Exercise description: The entries below contain pictures. Retype everything except those pictures, exactly as given.

-- BEGIN Material to process --

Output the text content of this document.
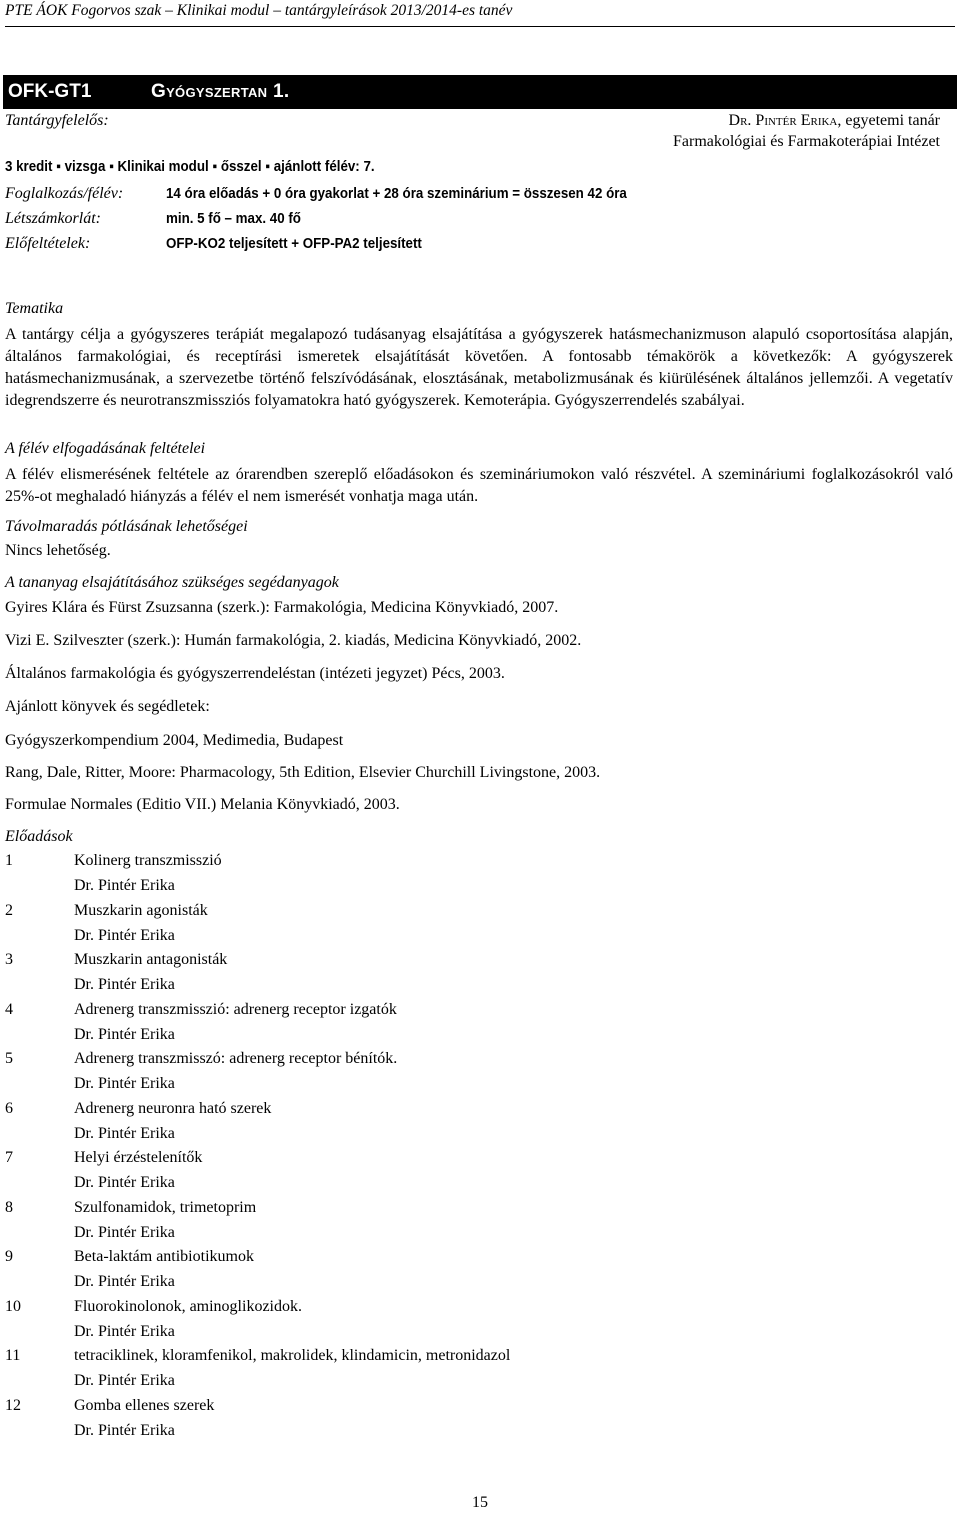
PTE ÁOK Fogorvos szak – Klinikai modul – tantárgyleírások 2013/2014-es tanév
OFK-GT1	Gyógyszertan 1.
Tantárgyfelelős:	Dr. Pintér Erika, egyetemi tanár
Farmakológiai és Farmakoterápiai Intézet
3 kredit ▪ vizsga ▪ Klinikai modul ▪ ősszel ▪ ajánlott félév: 7.
Foglalkozás/félév:	14 óra előadás + 0 óra gyakorlat + 28 óra szeminárium = összesen 42 óra
Létszámkorlát:	min. 5 fő – max. 40 fő
Előfeltételek:	OFP-KO2 teljesített + OFP-PA2 teljesített
Tematika
A tantárgy célja a gyógyszeres terápiát megalapozó tudásanyag elsajátítása a gyógyszerek hatásmechanizmuson alapuló csoportosítása alapján, általános farmakológiai, és receptírási ismeretek elsajátítását követően. A fontosabb témakörök a következők: A gyógyszerek hatásmechanizmusának, a szervezetbe történő felszívódásának, elosztásának, metabolizmusának és kiürülésének általános jellemzői. A vegetatív idegrendszerre és neurotranszmissziós folyamatokra ható gyógyszerek. Kemoterápia. Gyógyszerrendelés szabályai.
A félév elfogadásának feltételei
A félév elismerésének feltétele az órarendben szereplő előadásokon és szemináriumokon való részvétel. A szemináriumi foglalkozásokról való 25%-ot meghaladó hiányzás a félév el nem ismerését vonhatja maga után.
Távolmaradás pótlásának lehetőségei
Nincs lehetőség.
A tananyag elsajátításához szükséges segédanyagok
Gyires Klára és Fürst Zsuzsanna (szerk.): Farmakológia, Medicina Könyvkiadó, 2007.
Vizi E. Szilveszter (szerk.): Humán farmakológia, 2. kiadás, Medicina Könyvkiadó, 2002.
Általános farmakológia és gyógyszerrendeléstan (intézeti jegyzet) Pécs, 2003.
Ajánlott könyvek és segédletek:
Gyógyszerkompendium 2004, Medimedia, Budapest
Rang, Dale, Ritter, Moore: Pharmacology, 5th Edition, Elsevier Churchill Livingstone, 2003.
Formulae Normales (Editio VII.) Melania Könyvkiadó, 2003.
Előadások
1	Kolinerg transzmisszió
Dr. Pintér Erika
2	Muszkarin agonisták
Dr. Pintér Erika
3	Muszkarin antagonisták
Dr. Pintér Erika
4	Adrenerg transzmisszió: adrenerg receptor izgatók
Dr. Pintér Erika
5	Adrenerg transzmisszó: adrenerg receptor bénítók.
Dr. Pintér Erika
6	Adrenerg neuronra ható szerek
Dr. Pintér Erika
7	Helyi érzéstelenítők
Dr. Pintér Erika
8	Szulfonamidok, trimetoprim
Dr. Pintér Erika
9	Beta-laktám antibiotikumok
Dr. Pintér Erika
10	Fluorokinolonok, aminoglikozidok.
Dr. Pintér Erika
11	tetraciklinek, kloramfenikol, makrolidek, klindamicin, metronidazol
Dr. Pintér Erika
12	Gomba ellenes szerek
Dr. Pintér Erika
15
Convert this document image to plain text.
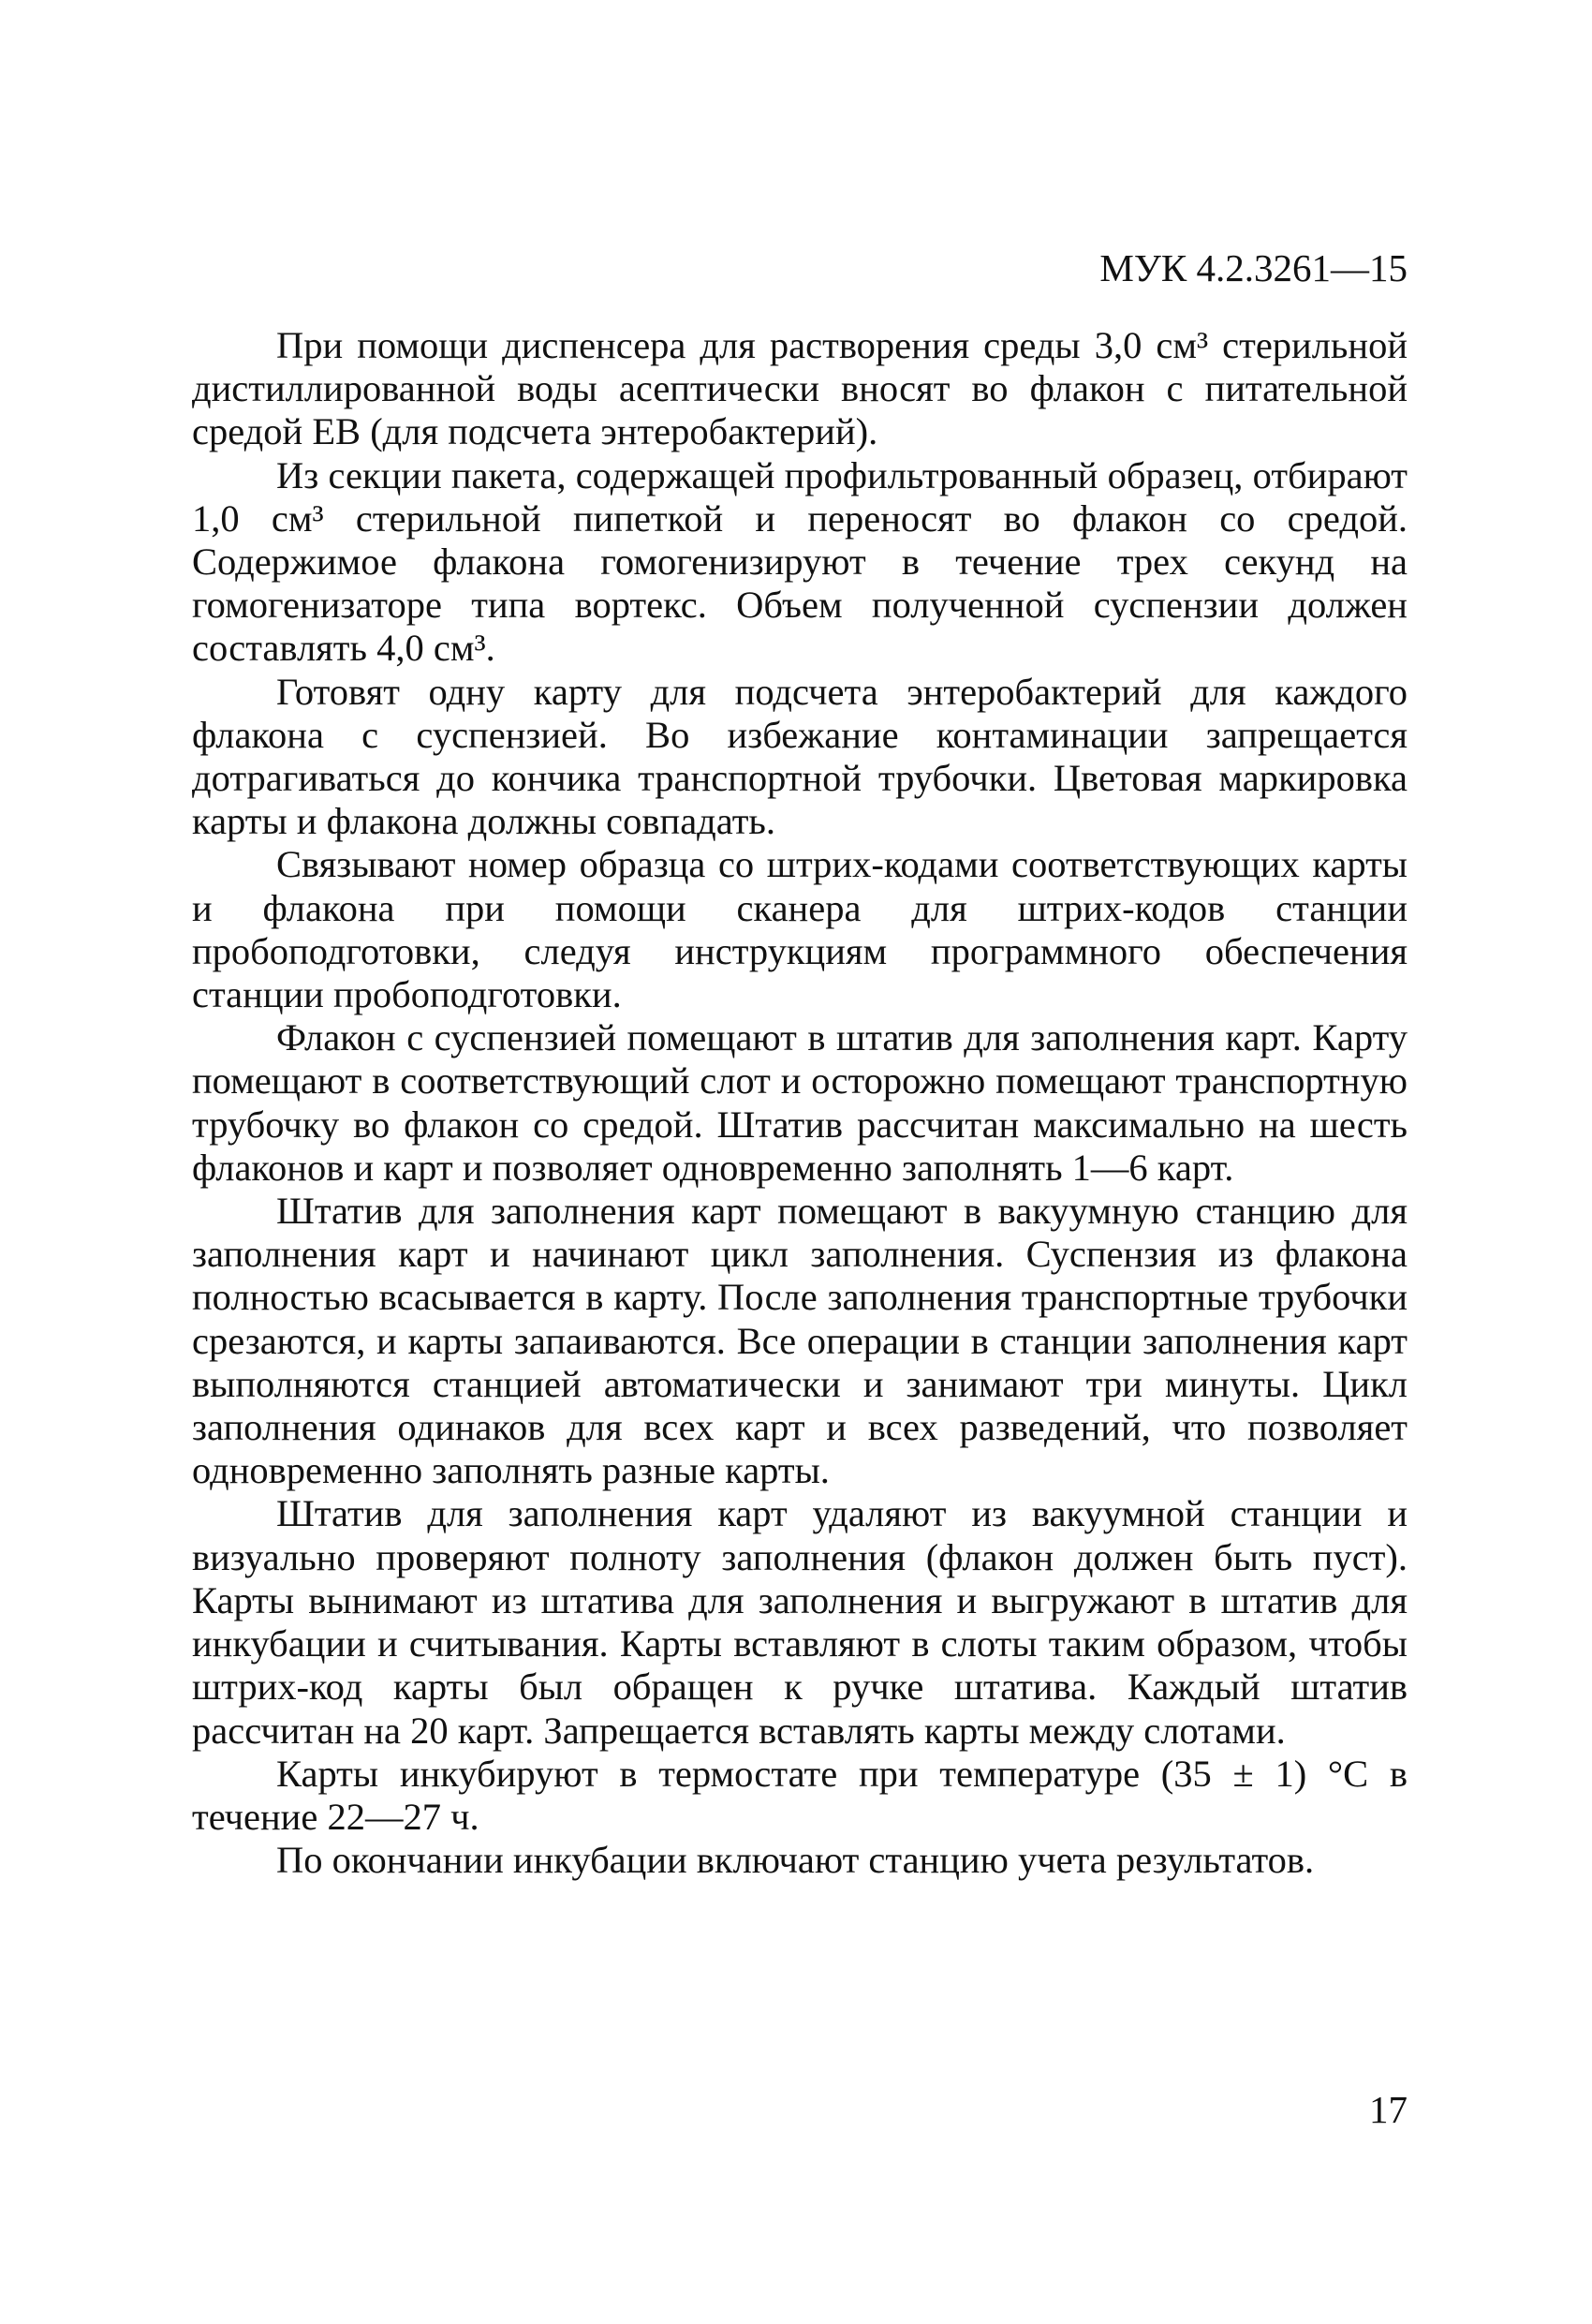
МУК 4.2.3261—15

При помощи диспенсера для растворения среды 3,0 см³ стерильной дистиллированной воды асептически вносят во флакон с питательной средой ЕВ (для подсчета энтеробактерий).

Из секции пакета, содержащей профильтрованный образец, отбирают 1,0 см³ стерильной пипеткой и переносят во флакон со средой. Содержимое флакона гомогенизируют в течение трех секунд на гомогенизаторе типа вортекс. Объем полученной суспензии должен составлять 4,0 см³.

Готовят одну карту для подсчета энтеробактерий для каждого флакона с суспензией. Во избежание контаминации запрещается дотрагиваться до кончика транспортной трубочки. Цветовая маркировка карты и флакона должны совпадать.

Связывают номер образца со штрих-кодами соответствующих карты и флакона при помощи сканера для штрих-кодов станции пробоподготовки, следуя инструкциям программного обеспечения станции пробоподготовки.

Флакон с суспензией помещают в штатив для заполнения карт. Карту помещают в соответствующий слот и осторожно помещают транспортную трубочку во флакон со средой. Штатив рассчитан максимально на шесть флаконов и карт и позволяет одновременно заполнять 1—6 карт.

Штатив для заполнения карт помещают в вакуумную станцию для заполнения карт и начинают цикл заполнения. Суспензия из флакона полностью всасывается в карту. После заполнения транспортные трубочки срезаются, и карты запаиваются. Все операции в станции заполнения карт выполняются станцией автоматически и занимают три минуты. Цикл заполнения одинаков для всех карт и всех разведений, что позволяет одновременно заполнять разные карты.

Штатив для заполнения карт удаляют из вакуумной станции и визуально проверяют полноту заполнения (флакон должен быть пуст). Карты вынимают из штатива для заполнения и выгружают в штатив для инкубации и считывания. Карты вставляют в слоты таким образом, чтобы штрих-код карты был обращен к ручке штатива. Каждый штатив рассчитан на 20 карт. Запрещается вставлять карты между слотами.

Карты инкубируют в термостате при температуре (35 ± 1) °С в течение 22—27 ч.

По окончании инкубации включают станцию учета результатов.

17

-- END Material to process --

Answer for this exercise:
Output the text content of this document.
PTE ÁOK Fogorvos szak – Klinikai modul – tantárgyleírások 2013/2014-es tanév
OFK-GT1	Gyógyszertan 1.
Tantárgyfelelős:	Dr. Pintér Erika, egyetemi tanár
Farmakológiai és Farmakoterápiai Intézet
3 kredit ▪ vizsga ▪ Klinikai modul ▪ ősszel ▪ ajánlott félév: 7.
Foglalkozás/félév:	14 óra előadás + 0 óra gyakorlat + 28 óra szeminárium = összesen 42 óra
Létszámkorlát:	min. 5 fő – max. 40 fő
Előfeltételek:	OFP-KO2 teljesített + OFP-PA2 teljesített
Tematika
A tantárgy célja a gyógyszeres terápiát megalapozó tudásanyag elsajátítása a gyógyszerek hatásmechanizmuson alapuló csoportosítása alapján, általános farmakológiai, és receptírási ismeretek elsajátítását követően. A fontosabb témakörök a következők: A gyógyszerek hatásmechanizmusának, a szervezetbe történő felszívódásának, elosztásának, metabolizmusának és kiürülésének általános jellemzői. A vegetatív idegrendszerre és neurotranszmissziós folyamatokra ható gyógyszerek. Kemoterápia. Gyógyszerrendelés szabályai.
A félév elfogadásának feltételei
A félév elismerésének feltétele az órarendben szereplő előadásokon és szemináriumokon való részvétel. A szemináriumi foglalkozásokról való 25%-ot meghaladó hiányzás a félév el nem ismerését vonhatja maga után.
Távolmaradás pótlásának lehetőségei
Nincs lehetőség.
A tananyag elsajátításához szükséges segédanyagok
Gyires Klára és Fürst Zsuzsanna (szerk.): Farmakológia, Medicina Könyvkiadó, 2007.
Vizi E. Szilveszter (szerk.): Humán farmakológia, 2. kiadás, Medicina Könyvkiadó, 2002.
Általános farmakológia és gyógyszerrendeléstan (intézeti jegyzet) Pécs, 2003.
Ajánlott könyvek és segédletek:
Gyógyszerkompendium 2004, Medimedia, Budapest
Rang, Dale, Ritter, Moore: Pharmacology, 5th Edition, Elsevier Churchill Livingstone, 2003.
Formulae Normales (Editio VII.) Melania Könyvkiadó, 2003.
Előadások
1	Kolinerg transzmisszió
Dr. Pintér Erika
2	Muszkarin agonisták
Dr. Pintér Erika
3	Muszkarin antagonisták
Dr. Pintér Erika
4	Adrenerg transzmisszió: adrenerg receptor izgatók
Dr. Pintér Erika
5	Adrenerg transzmisszó: adrenerg receptor bénítók.
Dr. Pintér Erika
6	Adrenerg neuronra ható szerek
Dr. Pintér Erika
7	Helyi érzéstelenítők
Dr. Pintér Erika
8	Szulfonamidok, trimetoprim
Dr. Pintér Erika
9	Beta-laktám antibiotikumok
Dr. Pintér Erika
10	Fluorokinolonok, aminoglikozidok.
Dr. Pintér Erika
11	tetraciklinek, kloramfenikol, makrolidek, klindamicin, metronidazol
Dr. Pintér Erika
12	Gomba ellenes szerek
Dr. Pintér Erika
15
Convert this document image to plain text.
МУК 4.2.3261—15

При помощи диспенсера для растворения среды 3,0 см³ стерильной дистиллированной воды асептически вносят во флакон с питательной средой ЕВ (для подсчета энтеробактерий).

Из секции пакета, содержащей профильтрованный образец, отбирают 1,0 см³ стерильной пипеткой и переносят во флакон со средой. Содержимое флакона гомогенизируют в течение трех секунд на гомогенизаторе типа вортекс. Объем полученной суспензии должен составлять 4,0 см³.

Готовят одну карту для подсчета энтеробактерий для каждого флакона с суспензией. Во избежание контаминации запрещается дотрагиваться до кончика транспортной трубочки. Цветовая маркировка карты и флакона должны совпадать.

Связывают номер образца со штрих-кодами соответствующих карты и флакона при помощи сканера для штрих-кодов станции пробоподготовки, следуя инструкциям программного обеспечения станции пробоподготовки.

Флакон с суспензией помещают в штатив для заполнения карт. Карту помещают в соответствующий слот и осторожно помещают транспортную трубочку во флакон со средой. Штатив рассчитан максимально на шесть флаконов и карт и позволяет одновременно заполнять 1—6 карт.

Штатив для заполнения карт помещают в вакуумную станцию для заполнения карт и начинают цикл заполнения. Суспензия из флакона полностью всасывается в карту. После заполнения транспортные трубочки срезаются, и карты запаиваются. Все операции в станции заполнения карт выполняются станцией автоматически и занимают три минуты. Цикл заполнения одинаков для всех карт и всех разведений, что позволяет одновременно заполнять разные карты.

Штатив для заполнения карт удаляют из вакуумной станции и визуально проверяют полноту заполнения (флакон должен быть пуст). Карты вынимают из штатива для заполнения и выгружают в штатив для инкубации и считывания. Карты вставляют в слоты таким образом, чтобы штрих-код карты был обращен к ручке штатива. Каждый штатив рассчитан на 20 карт. Запрещается вставлять карты между слотами.

Карты инкубируют в термостате при температуре (35 ± 1) °С в течение 22—27 ч.

По окончании инкубации включают станцию учета результатов.

17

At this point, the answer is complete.